**GIVEN INFORMATION**

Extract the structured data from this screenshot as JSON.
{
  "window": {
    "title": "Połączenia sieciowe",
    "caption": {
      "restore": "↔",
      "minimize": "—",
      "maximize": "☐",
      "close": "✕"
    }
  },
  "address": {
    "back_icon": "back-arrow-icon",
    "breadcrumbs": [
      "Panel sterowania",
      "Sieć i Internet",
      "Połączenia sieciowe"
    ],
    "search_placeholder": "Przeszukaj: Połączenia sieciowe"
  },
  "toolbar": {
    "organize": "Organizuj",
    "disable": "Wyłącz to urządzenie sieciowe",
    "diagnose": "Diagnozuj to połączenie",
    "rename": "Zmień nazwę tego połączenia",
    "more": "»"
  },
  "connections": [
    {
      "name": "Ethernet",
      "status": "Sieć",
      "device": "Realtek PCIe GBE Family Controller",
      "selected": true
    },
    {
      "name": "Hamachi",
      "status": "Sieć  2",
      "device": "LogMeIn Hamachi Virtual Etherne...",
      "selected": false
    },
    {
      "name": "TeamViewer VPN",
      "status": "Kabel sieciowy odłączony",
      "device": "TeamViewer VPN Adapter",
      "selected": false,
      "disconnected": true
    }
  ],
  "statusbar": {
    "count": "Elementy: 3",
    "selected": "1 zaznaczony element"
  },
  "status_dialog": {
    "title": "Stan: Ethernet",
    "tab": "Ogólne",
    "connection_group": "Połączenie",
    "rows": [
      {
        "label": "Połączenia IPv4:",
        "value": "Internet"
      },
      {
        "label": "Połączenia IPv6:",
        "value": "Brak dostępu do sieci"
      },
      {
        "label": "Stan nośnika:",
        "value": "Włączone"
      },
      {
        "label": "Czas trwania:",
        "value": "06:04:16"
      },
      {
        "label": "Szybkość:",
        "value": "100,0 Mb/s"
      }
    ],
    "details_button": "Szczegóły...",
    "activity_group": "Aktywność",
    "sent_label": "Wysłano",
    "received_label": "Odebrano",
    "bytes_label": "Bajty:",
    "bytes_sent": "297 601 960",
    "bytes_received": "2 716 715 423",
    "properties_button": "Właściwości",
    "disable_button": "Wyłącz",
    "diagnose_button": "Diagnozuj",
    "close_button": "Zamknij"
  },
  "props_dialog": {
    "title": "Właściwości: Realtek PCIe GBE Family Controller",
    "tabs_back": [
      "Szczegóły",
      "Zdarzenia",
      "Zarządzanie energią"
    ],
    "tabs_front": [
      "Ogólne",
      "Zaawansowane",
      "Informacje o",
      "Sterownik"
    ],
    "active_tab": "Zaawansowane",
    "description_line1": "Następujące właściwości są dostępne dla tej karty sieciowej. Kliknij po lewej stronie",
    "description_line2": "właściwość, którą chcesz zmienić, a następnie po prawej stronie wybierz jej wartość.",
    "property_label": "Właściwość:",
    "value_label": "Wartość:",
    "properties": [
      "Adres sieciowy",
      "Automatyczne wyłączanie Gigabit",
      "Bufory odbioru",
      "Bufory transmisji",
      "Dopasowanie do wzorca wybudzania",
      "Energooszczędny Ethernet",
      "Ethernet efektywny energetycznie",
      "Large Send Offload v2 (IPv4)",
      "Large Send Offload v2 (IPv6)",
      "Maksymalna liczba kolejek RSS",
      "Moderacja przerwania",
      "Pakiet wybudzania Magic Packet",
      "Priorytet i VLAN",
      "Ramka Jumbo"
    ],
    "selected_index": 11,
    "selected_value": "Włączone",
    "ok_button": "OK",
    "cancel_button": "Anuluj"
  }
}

**TASK TO COMPLETE**
Every entry needs to be retyped exactly.

**EXPECTED ANSWER**
Extract the structured data from this screenshot as JSON.
{
  "window": {
    "title": "Połączenia sieciowe",
    "caption": {
      "restore": "↔",
      "minimize": "—",
      "maximize": "☐",
      "close": "✕"
    }
  },
  "address": {
    "back_icon": "back-arrow-icon",
    "breadcrumbs": [
      "Panel sterowania",
      "Sieć i Internet",
      "Połączenia sieciowe"
    ],
    "search_placeholder": "Przeszukaj: Połączenia sieciowe"
  },
  "toolbar": {
    "organize": "Organizuj",
    "disable": "Wyłącz to urządzenie sieciowe",
    "diagnose": "Diagnozuj to połączenie",
    "rename": "Zmień nazwę tego połączenia",
    "more": "»"
  },
  "connections": [
    {
      "name": "Ethernet",
      "status": "Sieć",
      "device": "Realtek PCIe GBE Family Controller",
      "selected": true
    },
    {
      "name": "Hamachi",
      "status": "Sieć  2",
      "device": "LogMeIn Hamachi Virtual Etherne...",
      "selected": false
    },
    {
      "name": "TeamViewer VPN",
      "status": "Kabel sieciowy odłączony",
      "device": "TeamViewer VPN Adapter",
      "selected": false,
      "disconnected": true
    }
  ],
  "statusbar": {
    "count": "Elementy: 3",
    "selected": "1 zaznaczony element"
  },
  "status_dialog": {
    "title": "Stan: Ethernet",
    "tab": "Ogólne",
    "connection_group": "Połączenie",
    "rows": [
      {
        "label": "Połączenia IPv4:",
        "value": "Internet"
      },
      {
        "label": "Połączenia IPv6:",
        "value": "Brak dostępu do sieci"
      },
      {
        "label": "Stan nośnika:",
        "value": "Włączone"
      },
      {
        "label": "Czas trwania:",
        "value": "06:04:16"
      },
      {
        "label": "Szybkość:",
        "value": "100,0 Mb/s"
      }
    ],
    "details_button": "Szczegóły...",
    "activity_group": "Aktywność",
    "sent_label": "Wysłano",
    "received_label": "Odebrano",
    "bytes_label": "Bajty:",
    "bytes_sent": "297 601 960",
    "bytes_received": "2 716 715 423",
    "properties_button": "Właściwości",
    "disable_button": "Wyłącz",
    "diagnose_button": "Diagnozuj",
    "close_button": "Zamknij"
  },
  "props_dialog": {
    "title": "Właściwości: Realtek PCIe GBE Family Controller",
    "tabs_back": [
      "Szczegóły",
      "Zdarzenia",
      "Zarządzanie energią"
    ],
    "tabs_front": [
      "Ogólne",
      "Zaawansowane",
      "Informacje o",
      "Sterownik"
    ],
    "active_tab": "Zaawansowane",
    "description_line1": "Następujące właściwości są dostępne dla tej karty sieciowej. Kliknij po lewej stronie",
    "description_line2": "właściwość, którą chcesz zmienić, a następnie po prawej stronie wybierz jej wartość.",
    "property_label": "Właściwość:",
    "value_label": "Wartość:",
    "properties": [
      "Adres sieciowy",
      "Automatyczne wyłączanie Gigabit",
      "Bufory odbioru",
      "Bufory transmisji",
      "Dopasowanie do wzorca wybudzania",
      "Energooszczędny Ethernet",
      "Ethernet efektywny energetycznie",
      "Large Send Offload v2 (IPv4)",
      "Large Send Offload v2 (IPv6)",
      "Maksymalna liczba kolejek RSS",
      "Moderacja przerwania",
      "Pakiet wybudzania Magic Packet",
      "Priorytet i VLAN",
      "Ramka Jumbo"
    ],
    "selected_index": 11,
    "selected_value": "Włączone",
    "ok_button": "OK",
    "cancel_button": "Anuluj"
  }
}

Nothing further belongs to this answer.